_PROBLEM DETAILS:_
Lines containing the word "JSON" are to be counted; state their number and nothing further.

_ENTRIES:_

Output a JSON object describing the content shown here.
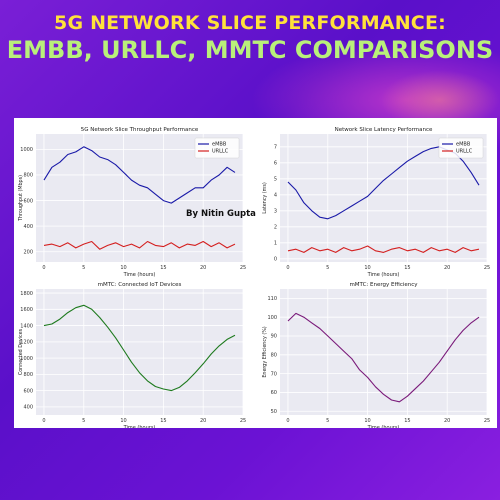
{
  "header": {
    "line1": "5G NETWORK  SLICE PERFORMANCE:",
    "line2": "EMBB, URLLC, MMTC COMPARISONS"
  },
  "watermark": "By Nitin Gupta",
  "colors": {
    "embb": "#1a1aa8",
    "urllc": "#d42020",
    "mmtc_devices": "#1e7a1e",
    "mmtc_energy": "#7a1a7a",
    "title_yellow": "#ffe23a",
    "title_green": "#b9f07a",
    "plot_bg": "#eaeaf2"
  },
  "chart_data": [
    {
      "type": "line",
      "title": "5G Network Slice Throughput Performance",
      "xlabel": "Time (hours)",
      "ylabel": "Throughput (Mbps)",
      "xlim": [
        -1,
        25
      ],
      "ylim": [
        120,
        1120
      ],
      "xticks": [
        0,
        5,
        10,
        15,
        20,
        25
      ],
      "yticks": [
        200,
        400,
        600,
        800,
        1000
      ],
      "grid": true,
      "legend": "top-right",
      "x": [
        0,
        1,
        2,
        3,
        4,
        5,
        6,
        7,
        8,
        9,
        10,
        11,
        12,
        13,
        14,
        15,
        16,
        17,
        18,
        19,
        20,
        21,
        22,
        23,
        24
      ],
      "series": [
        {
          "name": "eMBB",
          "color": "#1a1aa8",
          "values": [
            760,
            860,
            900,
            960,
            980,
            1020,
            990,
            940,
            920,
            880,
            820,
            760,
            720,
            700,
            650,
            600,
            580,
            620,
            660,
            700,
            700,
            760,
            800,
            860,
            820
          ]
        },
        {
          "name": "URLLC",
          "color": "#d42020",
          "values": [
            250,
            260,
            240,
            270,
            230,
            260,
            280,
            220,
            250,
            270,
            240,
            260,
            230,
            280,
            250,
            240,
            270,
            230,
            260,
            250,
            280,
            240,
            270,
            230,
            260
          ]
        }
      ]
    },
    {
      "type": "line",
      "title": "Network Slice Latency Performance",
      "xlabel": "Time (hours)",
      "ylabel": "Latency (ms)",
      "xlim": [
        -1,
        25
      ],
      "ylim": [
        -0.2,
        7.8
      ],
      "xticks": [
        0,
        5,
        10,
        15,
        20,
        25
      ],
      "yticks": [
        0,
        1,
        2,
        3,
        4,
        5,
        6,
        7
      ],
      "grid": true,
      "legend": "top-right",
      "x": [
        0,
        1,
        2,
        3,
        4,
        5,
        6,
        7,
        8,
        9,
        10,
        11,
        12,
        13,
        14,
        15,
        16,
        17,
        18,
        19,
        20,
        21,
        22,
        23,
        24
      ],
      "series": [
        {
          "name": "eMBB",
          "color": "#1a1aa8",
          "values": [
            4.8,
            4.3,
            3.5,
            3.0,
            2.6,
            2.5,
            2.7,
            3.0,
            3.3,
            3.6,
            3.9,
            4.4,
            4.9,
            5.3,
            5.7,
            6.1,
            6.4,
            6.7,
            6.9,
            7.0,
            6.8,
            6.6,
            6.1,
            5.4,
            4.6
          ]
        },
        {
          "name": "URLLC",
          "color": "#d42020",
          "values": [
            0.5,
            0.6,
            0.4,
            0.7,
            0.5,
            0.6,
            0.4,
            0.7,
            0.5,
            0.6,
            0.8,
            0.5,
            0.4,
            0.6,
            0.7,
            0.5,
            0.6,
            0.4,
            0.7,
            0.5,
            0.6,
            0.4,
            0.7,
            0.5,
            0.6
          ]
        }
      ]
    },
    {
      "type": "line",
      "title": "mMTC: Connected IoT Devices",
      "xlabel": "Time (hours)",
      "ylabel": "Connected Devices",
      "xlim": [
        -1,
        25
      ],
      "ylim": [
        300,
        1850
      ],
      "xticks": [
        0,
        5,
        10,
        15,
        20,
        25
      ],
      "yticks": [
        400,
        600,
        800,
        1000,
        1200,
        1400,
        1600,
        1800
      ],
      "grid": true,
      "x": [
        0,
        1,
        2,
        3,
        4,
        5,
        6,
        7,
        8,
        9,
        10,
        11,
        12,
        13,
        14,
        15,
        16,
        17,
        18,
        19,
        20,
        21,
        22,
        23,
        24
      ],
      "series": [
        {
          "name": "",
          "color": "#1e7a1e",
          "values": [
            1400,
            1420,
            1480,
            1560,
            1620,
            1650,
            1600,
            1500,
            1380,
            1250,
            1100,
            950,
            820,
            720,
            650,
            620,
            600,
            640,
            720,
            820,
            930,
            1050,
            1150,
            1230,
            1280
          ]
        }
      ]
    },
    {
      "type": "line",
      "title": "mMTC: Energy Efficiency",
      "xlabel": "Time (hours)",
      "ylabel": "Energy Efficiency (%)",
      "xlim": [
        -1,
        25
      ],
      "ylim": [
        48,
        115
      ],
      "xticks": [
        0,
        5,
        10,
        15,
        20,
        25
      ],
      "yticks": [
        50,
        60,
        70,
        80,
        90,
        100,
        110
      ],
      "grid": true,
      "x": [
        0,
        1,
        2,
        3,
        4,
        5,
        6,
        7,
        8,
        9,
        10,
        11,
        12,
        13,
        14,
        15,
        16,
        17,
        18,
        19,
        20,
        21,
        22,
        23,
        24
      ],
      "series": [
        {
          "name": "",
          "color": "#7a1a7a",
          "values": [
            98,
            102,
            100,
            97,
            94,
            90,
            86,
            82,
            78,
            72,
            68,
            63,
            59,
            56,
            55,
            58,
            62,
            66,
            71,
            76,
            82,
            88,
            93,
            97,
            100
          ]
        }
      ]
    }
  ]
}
...
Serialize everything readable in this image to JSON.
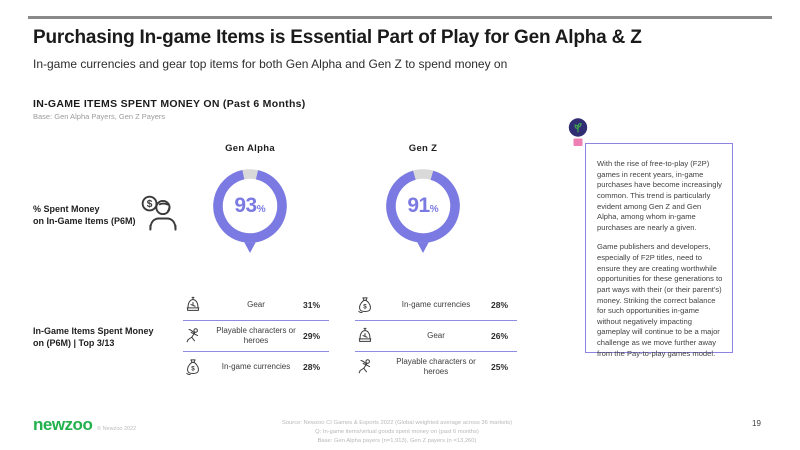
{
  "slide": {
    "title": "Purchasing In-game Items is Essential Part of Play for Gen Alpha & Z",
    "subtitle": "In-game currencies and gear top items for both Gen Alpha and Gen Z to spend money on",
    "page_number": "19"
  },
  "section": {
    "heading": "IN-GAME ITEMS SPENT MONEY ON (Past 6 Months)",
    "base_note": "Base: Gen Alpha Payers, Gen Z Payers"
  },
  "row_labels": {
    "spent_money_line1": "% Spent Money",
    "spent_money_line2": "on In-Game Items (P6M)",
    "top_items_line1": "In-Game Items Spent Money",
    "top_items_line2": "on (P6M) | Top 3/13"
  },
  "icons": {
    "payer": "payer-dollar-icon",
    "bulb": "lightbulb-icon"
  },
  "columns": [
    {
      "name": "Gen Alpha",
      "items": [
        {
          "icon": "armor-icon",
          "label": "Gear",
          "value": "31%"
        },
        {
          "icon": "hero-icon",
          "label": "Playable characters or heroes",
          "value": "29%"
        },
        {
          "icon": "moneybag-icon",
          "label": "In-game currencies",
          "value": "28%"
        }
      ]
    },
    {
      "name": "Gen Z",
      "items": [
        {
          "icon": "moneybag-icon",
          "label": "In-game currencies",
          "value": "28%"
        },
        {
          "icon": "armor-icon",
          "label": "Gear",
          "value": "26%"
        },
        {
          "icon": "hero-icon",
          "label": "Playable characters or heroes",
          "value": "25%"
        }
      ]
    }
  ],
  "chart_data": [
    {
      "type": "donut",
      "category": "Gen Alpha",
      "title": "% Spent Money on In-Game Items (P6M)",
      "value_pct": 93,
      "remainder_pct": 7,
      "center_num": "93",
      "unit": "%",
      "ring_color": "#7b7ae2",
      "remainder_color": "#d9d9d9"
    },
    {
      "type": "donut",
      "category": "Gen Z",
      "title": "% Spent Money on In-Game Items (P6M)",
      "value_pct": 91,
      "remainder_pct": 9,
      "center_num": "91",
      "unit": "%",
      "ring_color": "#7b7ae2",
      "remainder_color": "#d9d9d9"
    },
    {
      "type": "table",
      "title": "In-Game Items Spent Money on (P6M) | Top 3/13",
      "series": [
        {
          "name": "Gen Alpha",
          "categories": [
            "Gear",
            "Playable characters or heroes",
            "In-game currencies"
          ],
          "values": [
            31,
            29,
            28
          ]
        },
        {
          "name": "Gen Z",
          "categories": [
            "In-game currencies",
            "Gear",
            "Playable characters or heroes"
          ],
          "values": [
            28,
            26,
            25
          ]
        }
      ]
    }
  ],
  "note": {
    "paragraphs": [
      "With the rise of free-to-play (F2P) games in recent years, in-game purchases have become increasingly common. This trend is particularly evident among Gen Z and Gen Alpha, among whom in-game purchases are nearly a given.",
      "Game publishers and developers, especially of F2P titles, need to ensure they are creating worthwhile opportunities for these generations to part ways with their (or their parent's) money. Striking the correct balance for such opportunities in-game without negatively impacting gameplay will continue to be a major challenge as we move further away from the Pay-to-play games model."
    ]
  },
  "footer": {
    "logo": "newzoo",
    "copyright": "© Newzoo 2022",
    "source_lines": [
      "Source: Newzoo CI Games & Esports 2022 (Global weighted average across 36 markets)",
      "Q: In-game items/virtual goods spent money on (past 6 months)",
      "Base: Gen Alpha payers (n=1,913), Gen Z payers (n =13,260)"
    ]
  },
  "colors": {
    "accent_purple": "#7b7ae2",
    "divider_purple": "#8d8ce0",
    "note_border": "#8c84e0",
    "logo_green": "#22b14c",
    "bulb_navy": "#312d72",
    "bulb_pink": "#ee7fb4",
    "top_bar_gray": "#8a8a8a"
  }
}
---
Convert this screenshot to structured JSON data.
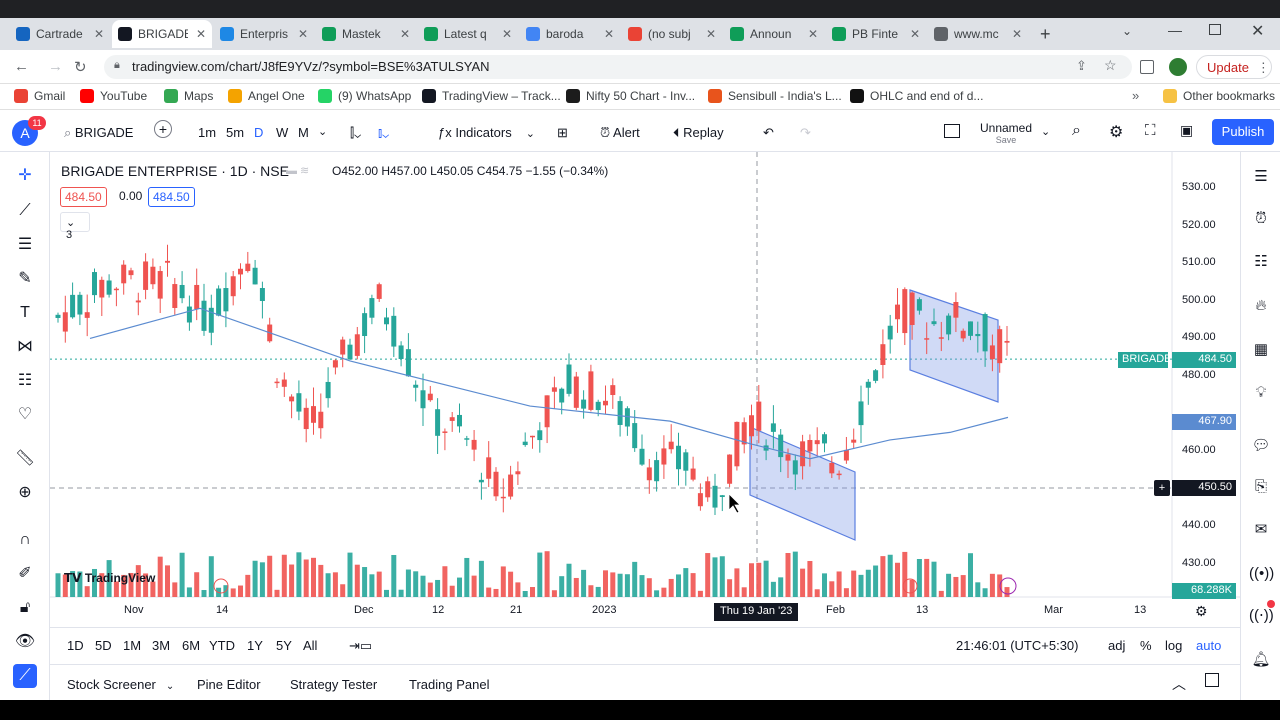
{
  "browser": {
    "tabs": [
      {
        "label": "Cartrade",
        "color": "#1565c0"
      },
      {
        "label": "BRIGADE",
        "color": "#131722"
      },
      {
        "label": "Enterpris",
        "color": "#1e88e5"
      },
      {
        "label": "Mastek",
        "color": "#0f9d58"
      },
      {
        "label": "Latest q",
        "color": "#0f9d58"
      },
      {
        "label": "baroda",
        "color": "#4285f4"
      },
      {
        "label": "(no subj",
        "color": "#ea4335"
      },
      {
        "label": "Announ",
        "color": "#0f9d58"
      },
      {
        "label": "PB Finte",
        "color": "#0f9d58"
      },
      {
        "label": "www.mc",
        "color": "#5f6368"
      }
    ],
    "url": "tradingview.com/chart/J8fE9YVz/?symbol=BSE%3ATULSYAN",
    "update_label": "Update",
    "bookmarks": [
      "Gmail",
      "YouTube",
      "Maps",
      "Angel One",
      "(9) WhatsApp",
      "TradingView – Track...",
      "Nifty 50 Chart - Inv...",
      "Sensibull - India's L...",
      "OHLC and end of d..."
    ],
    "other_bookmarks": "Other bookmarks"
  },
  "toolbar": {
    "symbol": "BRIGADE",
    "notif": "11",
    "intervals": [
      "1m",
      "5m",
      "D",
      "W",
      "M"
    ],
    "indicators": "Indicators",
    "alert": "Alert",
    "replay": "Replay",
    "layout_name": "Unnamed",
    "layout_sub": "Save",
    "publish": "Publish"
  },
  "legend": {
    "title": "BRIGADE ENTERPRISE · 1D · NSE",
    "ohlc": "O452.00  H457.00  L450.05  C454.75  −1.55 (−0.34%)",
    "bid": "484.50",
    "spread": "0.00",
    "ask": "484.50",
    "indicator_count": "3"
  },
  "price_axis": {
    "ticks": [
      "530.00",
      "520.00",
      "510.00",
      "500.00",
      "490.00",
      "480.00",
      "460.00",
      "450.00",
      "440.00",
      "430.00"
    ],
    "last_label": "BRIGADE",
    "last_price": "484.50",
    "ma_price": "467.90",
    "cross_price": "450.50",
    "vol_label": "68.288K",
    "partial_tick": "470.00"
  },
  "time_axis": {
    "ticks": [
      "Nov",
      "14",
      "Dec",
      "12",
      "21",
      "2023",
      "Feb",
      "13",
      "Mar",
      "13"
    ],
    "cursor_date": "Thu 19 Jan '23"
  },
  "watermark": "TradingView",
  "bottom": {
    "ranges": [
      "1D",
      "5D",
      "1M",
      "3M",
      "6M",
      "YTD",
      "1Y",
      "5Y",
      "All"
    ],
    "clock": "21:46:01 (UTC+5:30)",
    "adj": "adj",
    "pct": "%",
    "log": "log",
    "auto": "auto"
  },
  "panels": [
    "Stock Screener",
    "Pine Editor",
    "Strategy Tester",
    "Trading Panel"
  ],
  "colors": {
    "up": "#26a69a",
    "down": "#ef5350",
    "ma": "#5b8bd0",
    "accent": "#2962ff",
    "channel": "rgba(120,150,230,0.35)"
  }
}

_ANSWER IN FULL:_
3